-- Begin --

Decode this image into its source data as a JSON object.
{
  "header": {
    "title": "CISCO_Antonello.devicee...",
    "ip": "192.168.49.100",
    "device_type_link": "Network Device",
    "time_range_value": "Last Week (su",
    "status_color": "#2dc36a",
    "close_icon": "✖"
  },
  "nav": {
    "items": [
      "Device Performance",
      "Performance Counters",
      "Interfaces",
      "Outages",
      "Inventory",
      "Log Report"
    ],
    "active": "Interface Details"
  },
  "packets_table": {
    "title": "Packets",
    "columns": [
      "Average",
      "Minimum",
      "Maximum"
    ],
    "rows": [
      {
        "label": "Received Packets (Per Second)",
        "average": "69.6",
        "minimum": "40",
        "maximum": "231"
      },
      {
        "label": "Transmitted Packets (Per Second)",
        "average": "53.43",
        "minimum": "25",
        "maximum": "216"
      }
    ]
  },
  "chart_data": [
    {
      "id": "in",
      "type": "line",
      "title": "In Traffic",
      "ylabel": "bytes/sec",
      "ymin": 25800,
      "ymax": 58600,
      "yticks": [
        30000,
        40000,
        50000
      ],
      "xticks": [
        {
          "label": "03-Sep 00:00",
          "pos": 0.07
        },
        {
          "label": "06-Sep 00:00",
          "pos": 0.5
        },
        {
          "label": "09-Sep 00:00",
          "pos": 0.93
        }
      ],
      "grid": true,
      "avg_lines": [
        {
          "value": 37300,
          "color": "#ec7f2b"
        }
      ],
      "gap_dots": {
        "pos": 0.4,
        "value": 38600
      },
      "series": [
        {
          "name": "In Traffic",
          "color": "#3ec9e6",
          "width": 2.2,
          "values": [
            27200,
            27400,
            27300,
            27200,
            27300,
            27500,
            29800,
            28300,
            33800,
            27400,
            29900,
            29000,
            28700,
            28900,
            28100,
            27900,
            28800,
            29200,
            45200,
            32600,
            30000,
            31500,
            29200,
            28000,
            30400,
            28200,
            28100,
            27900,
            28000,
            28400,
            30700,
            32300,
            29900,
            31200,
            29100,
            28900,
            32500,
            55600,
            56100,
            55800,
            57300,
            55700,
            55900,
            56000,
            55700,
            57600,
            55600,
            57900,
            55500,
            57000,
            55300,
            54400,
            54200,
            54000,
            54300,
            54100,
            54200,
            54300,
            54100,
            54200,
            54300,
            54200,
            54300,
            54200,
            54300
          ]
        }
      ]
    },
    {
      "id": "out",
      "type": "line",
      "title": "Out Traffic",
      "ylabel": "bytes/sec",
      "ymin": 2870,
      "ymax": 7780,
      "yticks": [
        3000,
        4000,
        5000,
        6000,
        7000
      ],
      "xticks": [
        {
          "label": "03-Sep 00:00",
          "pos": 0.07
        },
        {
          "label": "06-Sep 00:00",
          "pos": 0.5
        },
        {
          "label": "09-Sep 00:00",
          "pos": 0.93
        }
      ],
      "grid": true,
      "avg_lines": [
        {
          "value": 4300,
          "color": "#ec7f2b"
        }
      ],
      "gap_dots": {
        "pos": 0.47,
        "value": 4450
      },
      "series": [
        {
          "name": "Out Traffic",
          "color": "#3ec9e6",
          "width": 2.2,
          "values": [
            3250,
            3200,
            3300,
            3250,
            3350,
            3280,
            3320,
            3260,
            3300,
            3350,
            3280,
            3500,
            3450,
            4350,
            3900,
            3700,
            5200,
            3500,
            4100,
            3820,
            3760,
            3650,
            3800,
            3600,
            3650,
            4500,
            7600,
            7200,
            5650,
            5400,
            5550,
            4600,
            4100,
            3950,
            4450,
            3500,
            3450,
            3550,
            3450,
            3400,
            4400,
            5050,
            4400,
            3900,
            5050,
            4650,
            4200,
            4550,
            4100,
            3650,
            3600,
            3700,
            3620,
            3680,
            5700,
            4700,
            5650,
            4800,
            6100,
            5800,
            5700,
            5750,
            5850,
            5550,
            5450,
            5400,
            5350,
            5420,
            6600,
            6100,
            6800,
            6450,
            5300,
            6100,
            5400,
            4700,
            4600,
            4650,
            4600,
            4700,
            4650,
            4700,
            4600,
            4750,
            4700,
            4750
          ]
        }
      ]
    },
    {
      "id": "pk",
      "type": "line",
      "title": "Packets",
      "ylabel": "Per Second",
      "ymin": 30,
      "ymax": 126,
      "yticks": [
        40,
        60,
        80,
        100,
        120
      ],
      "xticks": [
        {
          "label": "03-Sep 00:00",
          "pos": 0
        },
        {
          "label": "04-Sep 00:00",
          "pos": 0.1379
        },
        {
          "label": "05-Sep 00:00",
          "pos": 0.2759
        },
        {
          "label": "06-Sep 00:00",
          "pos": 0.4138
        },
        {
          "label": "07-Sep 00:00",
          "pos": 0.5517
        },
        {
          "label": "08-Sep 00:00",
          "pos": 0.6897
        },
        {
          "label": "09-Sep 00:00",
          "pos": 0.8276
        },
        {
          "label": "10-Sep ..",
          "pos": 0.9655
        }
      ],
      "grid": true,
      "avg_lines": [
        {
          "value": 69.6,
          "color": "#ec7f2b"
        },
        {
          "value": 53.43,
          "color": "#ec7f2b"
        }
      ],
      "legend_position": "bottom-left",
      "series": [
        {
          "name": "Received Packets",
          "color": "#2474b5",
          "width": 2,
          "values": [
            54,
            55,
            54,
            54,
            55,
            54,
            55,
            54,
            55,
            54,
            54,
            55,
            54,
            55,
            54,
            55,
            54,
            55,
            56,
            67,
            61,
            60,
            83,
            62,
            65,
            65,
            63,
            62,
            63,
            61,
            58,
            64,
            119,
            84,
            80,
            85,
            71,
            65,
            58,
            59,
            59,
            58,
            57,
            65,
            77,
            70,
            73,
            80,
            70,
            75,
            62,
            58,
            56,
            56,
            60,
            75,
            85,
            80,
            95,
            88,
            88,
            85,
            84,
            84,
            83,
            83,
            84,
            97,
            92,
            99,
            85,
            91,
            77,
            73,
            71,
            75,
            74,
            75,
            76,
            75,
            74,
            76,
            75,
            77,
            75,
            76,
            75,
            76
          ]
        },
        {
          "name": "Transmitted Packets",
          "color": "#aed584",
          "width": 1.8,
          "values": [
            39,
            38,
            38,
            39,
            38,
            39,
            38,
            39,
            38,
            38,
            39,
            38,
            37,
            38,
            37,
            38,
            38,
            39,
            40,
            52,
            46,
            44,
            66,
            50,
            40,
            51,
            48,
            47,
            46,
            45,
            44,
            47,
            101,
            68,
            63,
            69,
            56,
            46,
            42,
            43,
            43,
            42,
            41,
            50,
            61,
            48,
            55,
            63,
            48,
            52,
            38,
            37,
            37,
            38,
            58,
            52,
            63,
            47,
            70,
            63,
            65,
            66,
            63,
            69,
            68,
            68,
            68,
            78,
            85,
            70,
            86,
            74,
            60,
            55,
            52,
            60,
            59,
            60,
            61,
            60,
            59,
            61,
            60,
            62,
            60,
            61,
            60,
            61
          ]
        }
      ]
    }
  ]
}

-- End --

Problem details:
Retype the data exactly as given.

Answer to this exercise:
Decode this image into its source data as a JSON object.
{
  "header": {
    "title": "CISCO_Antonello.devicee...",
    "ip": "192.168.49.100",
    "device_type_link": "Network Device",
    "time_range_value": "Last Week (su",
    "status_color": "#2dc36a",
    "close_icon": "✖"
  },
  "nav": {
    "items": [
      "Device Performance",
      "Performance Counters",
      "Interfaces",
      "Outages",
      "Inventory",
      "Log Report"
    ],
    "active": "Interface Details"
  },
  "packets_table": {
    "title": "Packets",
    "columns": [
      "Average",
      "Minimum",
      "Maximum"
    ],
    "rows": [
      {
        "label": "Received Packets (Per Second)",
        "average": "69.6",
        "minimum": "40",
        "maximum": "231"
      },
      {
        "label": "Transmitted Packets (Per Second)",
        "average": "53.43",
        "minimum": "25",
        "maximum": "216"
      }
    ]
  },
  "chart_data": [
    {
      "id": "in",
      "type": "line",
      "title": "In Traffic",
      "ylabel": "bytes/sec",
      "ymin": 25800,
      "ymax": 58600,
      "yticks": [
        30000,
        40000,
        50000
      ],
      "xticks": [
        {
          "label": "03-Sep 00:00",
          "pos": 0.07
        },
        {
          "label": "06-Sep 00:00",
          "pos": 0.5
        },
        {
          "label": "09-Sep 00:00",
          "pos": 0.93
        }
      ],
      "grid": true,
      "avg_lines": [
        {
          "value": 37300,
          "color": "#ec7f2b"
        }
      ],
      "gap_dots": {
        "pos": 0.4,
        "value": 38600
      },
      "series": [
        {
          "name": "In Traffic",
          "color": "#3ec9e6",
          "width": 2.2,
          "values": [
            27200,
            27400,
            27300,
            27200,
            27300,
            27500,
            29800,
            28300,
            33800,
            27400,
            29900,
            29000,
            28700,
            28900,
            28100,
            27900,
            28800,
            29200,
            45200,
            32600,
            30000,
            31500,
            29200,
            28000,
            30400,
            28200,
            28100,
            27900,
            28000,
            28400,
            30700,
            32300,
            29900,
            31200,
            29100,
            28900,
            32500,
            55600,
            56100,
            55800,
            57300,
            55700,
            55900,
            56000,
            55700,
            57600,
            55600,
            57900,
            55500,
            57000,
            55300,
            54400,
            54200,
            54000,
            54300,
            54100,
            54200,
            54300,
            54100,
            54200,
            54300,
            54200,
            54300,
            54200,
            54300
          ]
        }
      ]
    },
    {
      "id": "out",
      "type": "line",
      "title": "Out Traffic",
      "ylabel": "bytes/sec",
      "ymin": 2870,
      "ymax": 7780,
      "yticks": [
        3000,
        4000,
        5000,
        6000,
        7000
      ],
      "xticks": [
        {
          "label": "03-Sep 00:00",
          "pos": 0.07
        },
        {
          "label": "06-Sep 00:00",
          "pos": 0.5
        },
        {
          "label": "09-Sep 00:00",
          "pos": 0.93
        }
      ],
      "grid": true,
      "avg_lines": [
        {
          "value": 4300,
          "color": "#ec7f2b"
        }
      ],
      "gap_dots": {
        "pos": 0.47,
        "value": 4450
      },
      "series": [
        {
          "name": "Out Traffic",
          "color": "#3ec9e6",
          "width": 2.2,
          "values": [
            3250,
            3200,
            3300,
            3250,
            3350,
            3280,
            3320,
            3260,
            3300,
            3350,
            3280,
            3500,
            3450,
            4350,
            3900,
            3700,
            5200,
            3500,
            4100,
            3820,
            3760,
            3650,
            3800,
            3600,
            3650,
            4500,
            7600,
            7200,
            5650,
            5400,
            5550,
            4600,
            4100,
            3950,
            4450,
            3500,
            3450,
            3550,
            3450,
            3400,
            4400,
            5050,
            4400,
            3900,
            5050,
            4650,
            4200,
            4550,
            4100,
            3650,
            3600,
            3700,
            3620,
            3680,
            5700,
            4700,
            5650,
            4800,
            6100,
            5800,
            5700,
            5750,
            5850,
            5550,
            5450,
            5400,
            5350,
            5420,
            6600,
            6100,
            6800,
            6450,
            5300,
            6100,
            5400,
            4700,
            4600,
            4650,
            4600,
            4700,
            4650,
            4700,
            4600,
            4750,
            4700,
            4750
          ]
        }
      ]
    },
    {
      "id": "pk",
      "type": "line",
      "title": "Packets",
      "ylabel": "Per Second",
      "ymin": 30,
      "ymax": 126,
      "yticks": [
        40,
        60,
        80,
        100,
        120
      ],
      "xticks": [
        {
          "label": "03-Sep 00:00",
          "pos": 0
        },
        {
          "label": "04-Sep 00:00",
          "pos": 0.1379
        },
        {
          "label": "05-Sep 00:00",
          "pos": 0.2759
        },
        {
          "label": "06-Sep 00:00",
          "pos": 0.4138
        },
        {
          "label": "07-Sep 00:00",
          "pos": 0.5517
        },
        {
          "label": "08-Sep 00:00",
          "pos": 0.6897
        },
        {
          "label": "09-Sep 00:00",
          "pos": 0.8276
        },
        {
          "label": "10-Sep ..",
          "pos": 0.9655
        }
      ],
      "grid": true,
      "avg_lines": [
        {
          "value": 69.6,
          "color": "#ec7f2b"
        },
        {
          "value": 53.43,
          "color": "#ec7f2b"
        }
      ],
      "legend_position": "bottom-left",
      "series": [
        {
          "name": "Received Packets",
          "color": "#2474b5",
          "width": 2,
          "values": [
            54,
            55,
            54,
            54,
            55,
            54,
            55,
            54,
            55,
            54,
            54,
            55,
            54,
            55,
            54,
            55,
            54,
            55,
            56,
            67,
            61,
            60,
            83,
            62,
            65,
            65,
            63,
            62,
            63,
            61,
            58,
            64,
            119,
            84,
            80,
            85,
            71,
            65,
            58,
            59,
            59,
            58,
            57,
            65,
            77,
            70,
            73,
            80,
            70,
            75,
            62,
            58,
            56,
            56,
            60,
            75,
            85,
            80,
            95,
            88,
            88,
            85,
            84,
            84,
            83,
            83,
            84,
            97,
            92,
            99,
            85,
            91,
            77,
            73,
            71,
            75,
            74,
            75,
            76,
            75,
            74,
            76,
            75,
            77,
            75,
            76,
            75,
            76
          ]
        },
        {
          "name": "Transmitted Packets",
          "color": "#aed584",
          "width": 1.8,
          "values": [
            39,
            38,
            38,
            39,
            38,
            39,
            38,
            39,
            38,
            38,
            39,
            38,
            37,
            38,
            37,
            38,
            38,
            39,
            40,
            52,
            46,
            44,
            66,
            50,
            40,
            51,
            48,
            47,
            46,
            45,
            44,
            47,
            101,
            68,
            63,
            69,
            56,
            46,
            42,
            43,
            43,
            42,
            41,
            50,
            61,
            48,
            55,
            63,
            48,
            52,
            38,
            37,
            37,
            38,
            58,
            52,
            63,
            47,
            70,
            63,
            65,
            66,
            63,
            69,
            68,
            68,
            68,
            78,
            85,
            70,
            86,
            74,
            60,
            55,
            52,
            60,
            59,
            60,
            61,
            60,
            59,
            61,
            60,
            62,
            60,
            61,
            60,
            61
          ]
        }
      ]
    }
  ]
}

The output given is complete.